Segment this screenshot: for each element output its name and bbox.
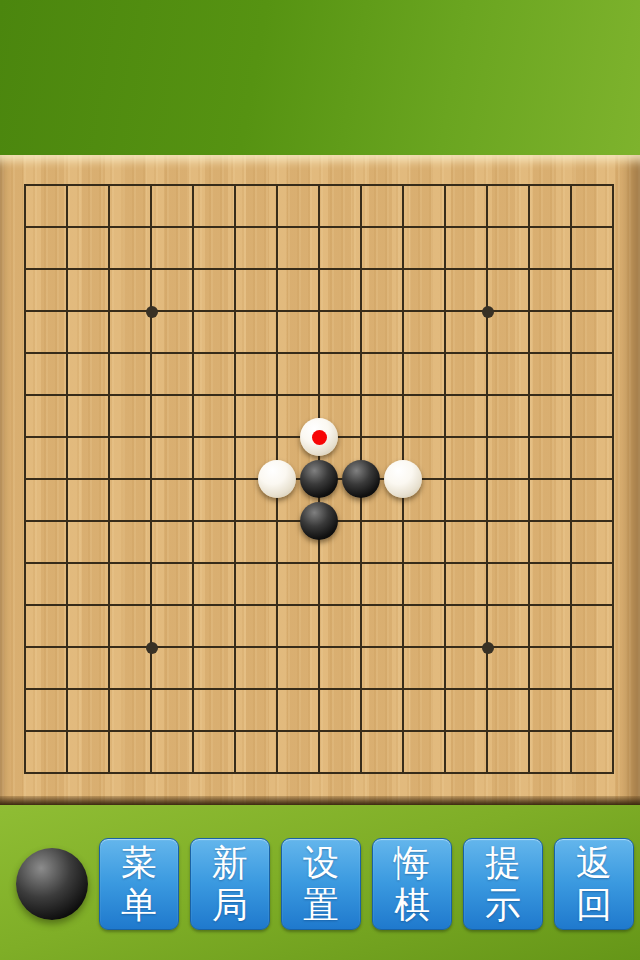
stone-black bbox=[300, 460, 338, 498]
star-point bbox=[146, 306, 158, 318]
toolbar: 菜单 新局 设置 悔棋 提示 返回 bbox=[99, 838, 634, 930]
undo-button-label: 悔棋 bbox=[393, 842, 431, 927]
star-point bbox=[482, 642, 494, 654]
hint-button-label: 提示 bbox=[484, 842, 522, 927]
stone-white bbox=[300, 418, 338, 456]
gomoku-board[interactable] bbox=[0, 155, 640, 805]
back-button-label: 返回 bbox=[575, 842, 613, 927]
new-game-button-label: 新局 bbox=[211, 842, 249, 927]
top-banner bbox=[0, 0, 640, 155]
back-button[interactable]: 返回 bbox=[554, 838, 634, 930]
stone-black bbox=[342, 460, 380, 498]
menu-button-label: 菜单 bbox=[120, 842, 158, 927]
menu-button[interactable]: 菜单 bbox=[99, 838, 179, 930]
settings-button-label: 设置 bbox=[302, 842, 340, 927]
turn-indicator-black-stone bbox=[16, 848, 88, 920]
hint-button[interactable]: 提示 bbox=[463, 838, 543, 930]
stone-white bbox=[258, 460, 296, 498]
star-point bbox=[146, 642, 158, 654]
stone-white bbox=[384, 460, 422, 498]
bottom-toolbar: 菜单 新局 设置 悔棋 提示 返回 bbox=[0, 805, 640, 960]
star-point bbox=[482, 306, 494, 318]
new-game-button[interactable]: 新局 bbox=[190, 838, 270, 930]
last-move-marker bbox=[312, 430, 327, 445]
app-screen: 菜单 新局 设置 悔棋 提示 返回 bbox=[0, 0, 640, 960]
settings-button[interactable]: 设置 bbox=[281, 838, 361, 930]
undo-button[interactable]: 悔棋 bbox=[372, 838, 452, 930]
stone-black bbox=[300, 502, 338, 540]
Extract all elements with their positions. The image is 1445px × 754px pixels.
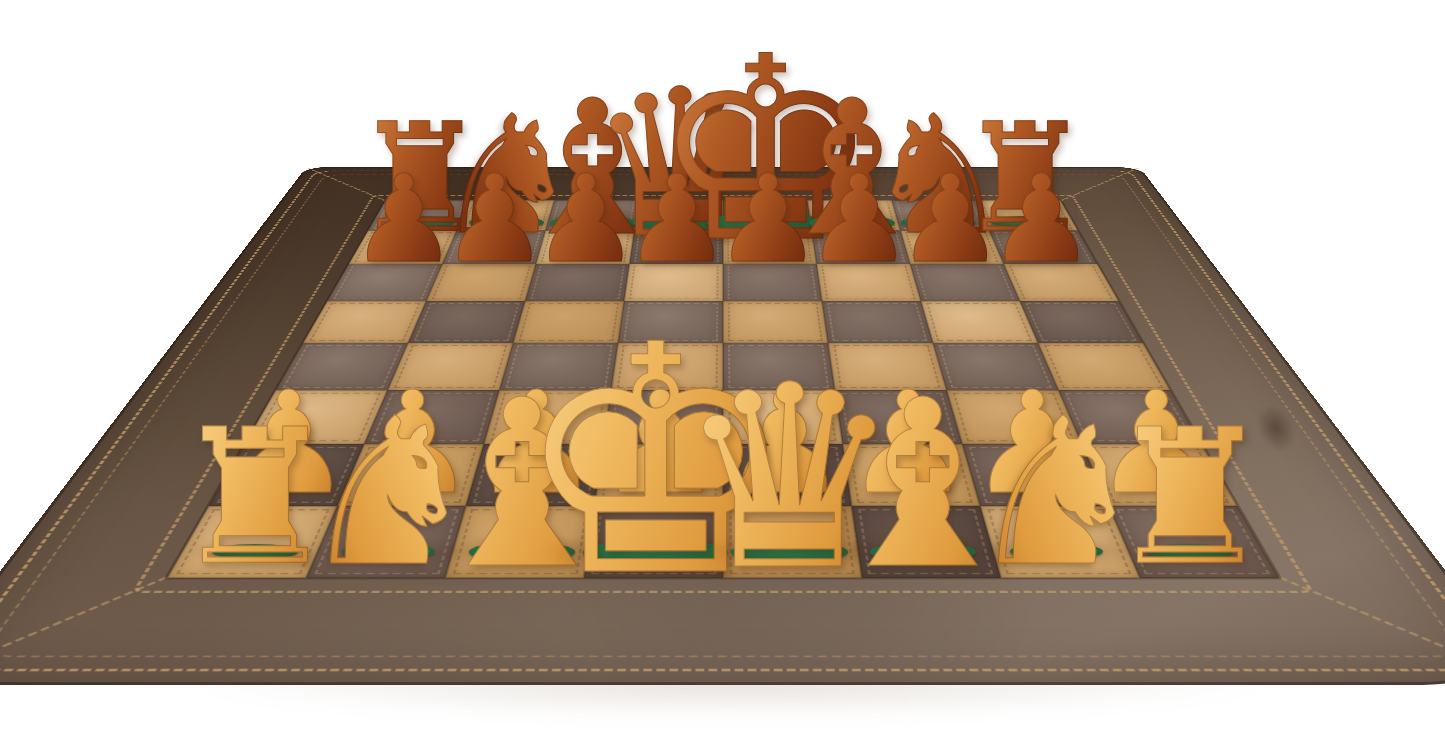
piece-black-pawn-h7[interactable]: ♟ [981, 159, 1102, 280]
rook-glyph: ♜ [1097, 405, 1283, 591]
piece-white-rook-h1[interactable]: ♜ [1097, 405, 1283, 591]
pieces-layer: ♜♞♝♛♚♝♞♜♟♟♟♟♟♟♟♟♟♟♟♟♟♟♟♟♜♞♝♚♛♝♞♜ [0, 0, 1445, 754]
pawn-glyph: ♟ [981, 159, 1102, 280]
product-photo: ♜♞♝♛♚♝♞♜♟♟♟♟♟♟♟♟♟♟♟♟♟♟♟♟♜♞♝♚♛♝♞♜ [0, 0, 1445, 754]
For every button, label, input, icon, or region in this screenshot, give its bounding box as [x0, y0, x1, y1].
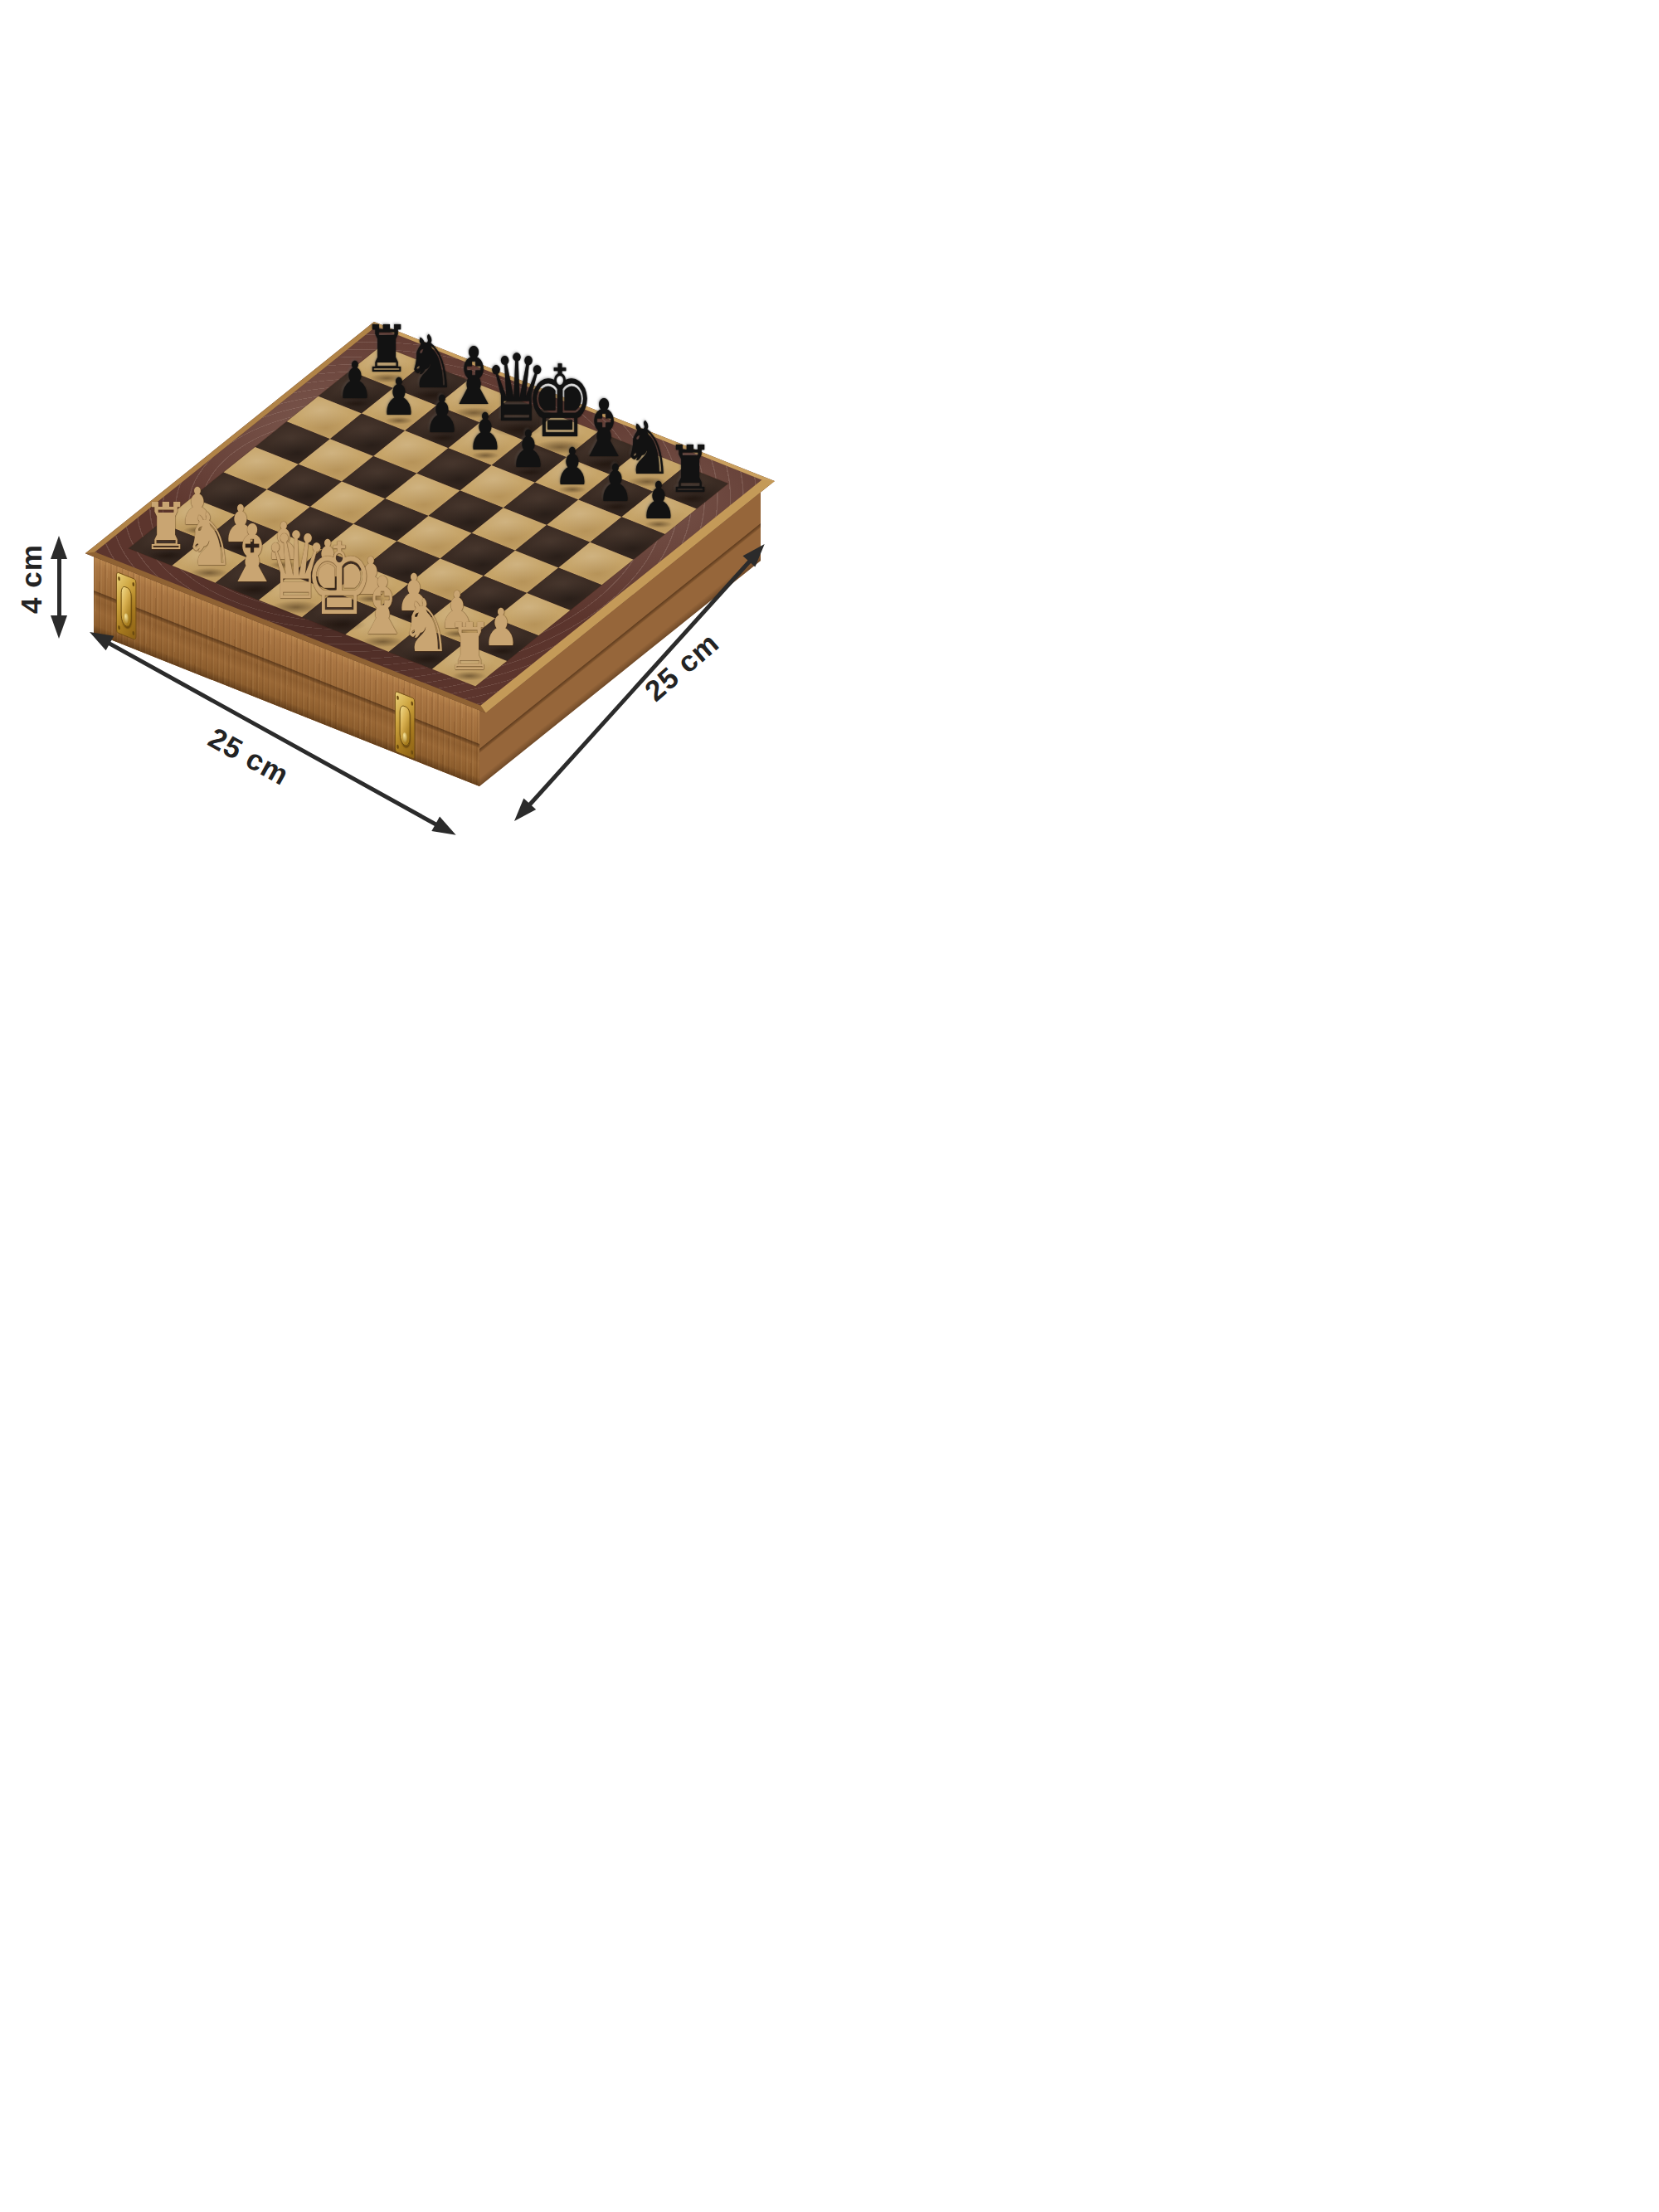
clasp-screw: [411, 701, 413, 706]
clasp-screw: [397, 695, 399, 700]
clasp-screw: [133, 631, 135, 636]
brass-clasp-left: [116, 571, 136, 641]
height-dimension-label: 4 cm: [15, 544, 48, 614]
brass-clasp-center: [395, 690, 415, 760]
arrow-down-icon: [51, 615, 67, 639]
product-photo-chess-box: ♜♞♟♝♟♛♟♚♟♝♟♞♟♜♟♟♟♟♜♟♞♟♝♟♛♟♚♟♝♟♞♜ 4 cm 25…: [0, 0, 830, 1106]
clasp-screw: [133, 582, 135, 587]
clasp-screw: [118, 576, 120, 581]
clasp-screw: [118, 625, 120, 630]
clasp-screw: [411, 750, 413, 755]
front-width-dimension-label: 25 cm: [203, 721, 295, 792]
arrow-shaft: [57, 556, 61, 615]
arrow-right-icon: [431, 817, 460, 843]
clasp-screw: [397, 744, 399, 749]
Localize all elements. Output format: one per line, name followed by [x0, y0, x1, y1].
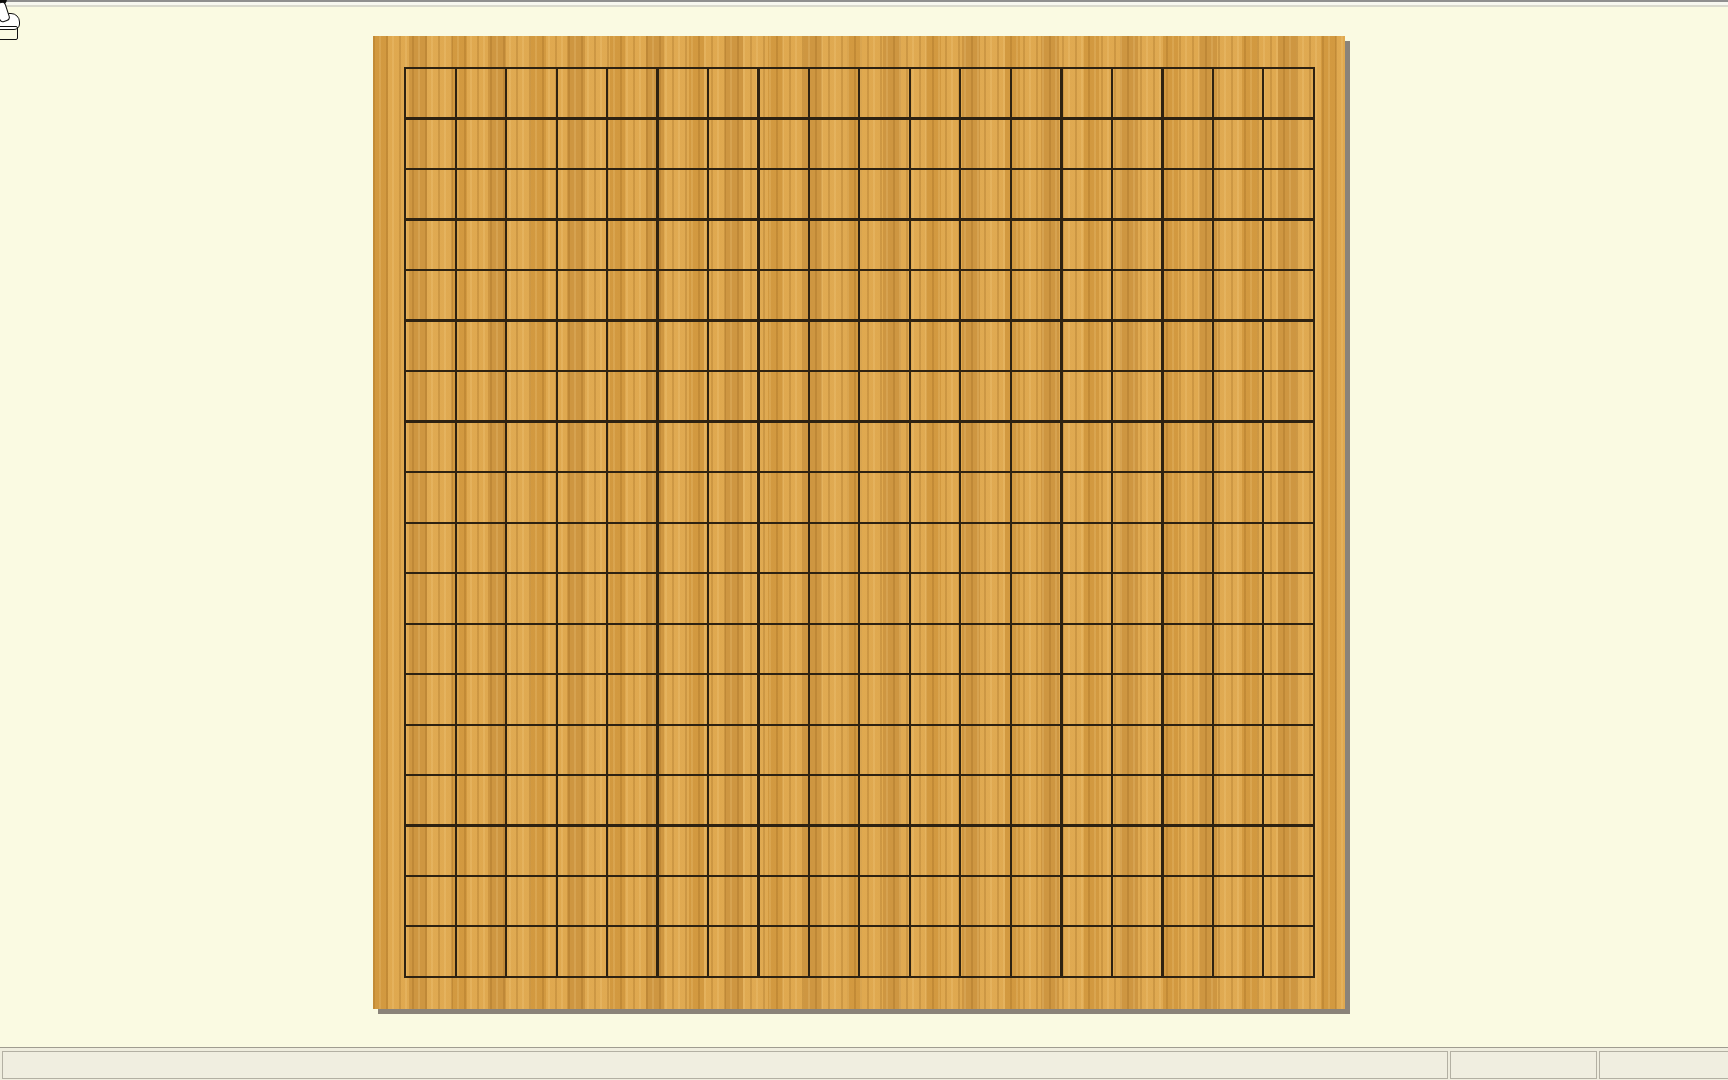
toolbar-bottom-edge: [0, 0, 1728, 7]
status-panel-current-move: [1599, 1051, 1728, 1079]
go-board[interactable]: [373, 36, 1345, 1009]
board-coords-right: [1356, 42, 1396, 1002]
hand-cursor-cuff: [0, 26, 18, 40]
status-panel-main: [2, 1051, 1448, 1079]
board-coords-top: [379, 8, 1339, 36]
status-panel-captures: [1450, 1051, 1597, 1079]
status-bar: [0, 1047, 1728, 1080]
board-coords-left: [322, 42, 362, 1002]
stones-layer: [379, 42, 1339, 1002]
board-coords-bottom: [379, 1014, 1339, 1042]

Problem statement: Extract, unchanged, the lines running from the line with "toolbar-bottom-edge: [0, 0, 1728, 7]" to the last line above, including both.

Response to this exercise:
toolbar-bottom-edge: [0, 0, 1728, 7]
status-panel-current-move: [1599, 1051, 1728, 1079]
go-board[interactable]: [373, 36, 1345, 1009]
board-coords-right: [1356, 42, 1396, 1002]
hand-cursor-cuff: [0, 26, 18, 40]
status-panel-main: [2, 1051, 1448, 1079]
board-coords-top: [379, 8, 1339, 36]
status-panel-captures: [1450, 1051, 1597, 1079]
status-bar: [0, 1047, 1728, 1080]
board-coords-left: [322, 42, 362, 1002]
stones-layer: [379, 42, 1339, 1002]
board-coords-bottom: [379, 1014, 1339, 1042]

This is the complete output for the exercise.